[[ Supplied entries open ]]
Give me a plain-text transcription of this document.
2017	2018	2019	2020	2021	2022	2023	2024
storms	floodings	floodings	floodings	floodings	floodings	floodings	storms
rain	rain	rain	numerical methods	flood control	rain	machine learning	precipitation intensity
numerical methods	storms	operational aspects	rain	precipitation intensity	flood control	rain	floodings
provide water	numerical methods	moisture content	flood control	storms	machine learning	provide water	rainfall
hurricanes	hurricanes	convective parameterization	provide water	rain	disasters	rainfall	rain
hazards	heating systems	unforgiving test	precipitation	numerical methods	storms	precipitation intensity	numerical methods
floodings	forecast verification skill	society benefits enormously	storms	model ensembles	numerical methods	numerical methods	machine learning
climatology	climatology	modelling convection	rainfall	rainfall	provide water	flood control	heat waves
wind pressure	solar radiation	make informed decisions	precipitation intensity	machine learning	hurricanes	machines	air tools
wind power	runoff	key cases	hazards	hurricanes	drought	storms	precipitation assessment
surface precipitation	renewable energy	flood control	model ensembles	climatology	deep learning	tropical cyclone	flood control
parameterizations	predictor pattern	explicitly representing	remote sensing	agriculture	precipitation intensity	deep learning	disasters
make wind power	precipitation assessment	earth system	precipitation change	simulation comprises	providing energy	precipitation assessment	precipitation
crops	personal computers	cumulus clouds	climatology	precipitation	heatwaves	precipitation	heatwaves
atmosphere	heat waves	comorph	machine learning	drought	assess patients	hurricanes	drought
[[ Supplied entries closed ]]
Problem statement – Output every entry exactly.

Task solution –
Give me a plain-text transcription of this document.
2017	2018	2019	2020	2021	2022	2023	2024
storms	floodings	floodings	floodings	floodings	floodings	floodings	storms
rain	rain	rain	numerical methods	flood control	rain	machine learning	precipitation intensity
numerical methods	storms	operational aspects	rain	precipitation intensity	flood control	rain	floodings
provide water	numerical methods	moisture content	flood control	storms	machine learning	provide water	rainfall
hurricanes	hurricanes	convective parameterization	provide water	rain	disasters	rainfall	rain
hazards	heating systems	unforgiving test	precipitation	numerical methods	storms	precipitation intensity	numerical methods
floodings	forecast verification skill	society benefits enormously	storms	model ensembles	numerical methods	numerical methods	machine learning
climatology	climatology	modelling convection	rainfall	rainfall	provide water	flood control	heat waves
wind pressure	solar radiation	make informed decisions	precipitation intensity	machine learning	hurricanes	machines	air tools
wind power	runoff	key cases	hazards	hurricanes	drought	storms	precipitation assessment
surface precipitation	renewable energy	flood control	model ensembles	climatology	deep learning	tropical cyclone	flood control
parameterizations	predictor pattern	explicitly representing	remote sensing	agriculture	precipitation intensity	deep learning	disasters
make wind power	precipitation assessment	earth system	precipitation change	simulation comprises	providing energy	precipitation assessment	precipitation
crops	personal computers	cumulus clouds	climatology	precipitation	heatwaves	precipitation	heatwaves
atmosphere	heat waves	comorph	machine learning	drought	assess patients	hurricanes	drought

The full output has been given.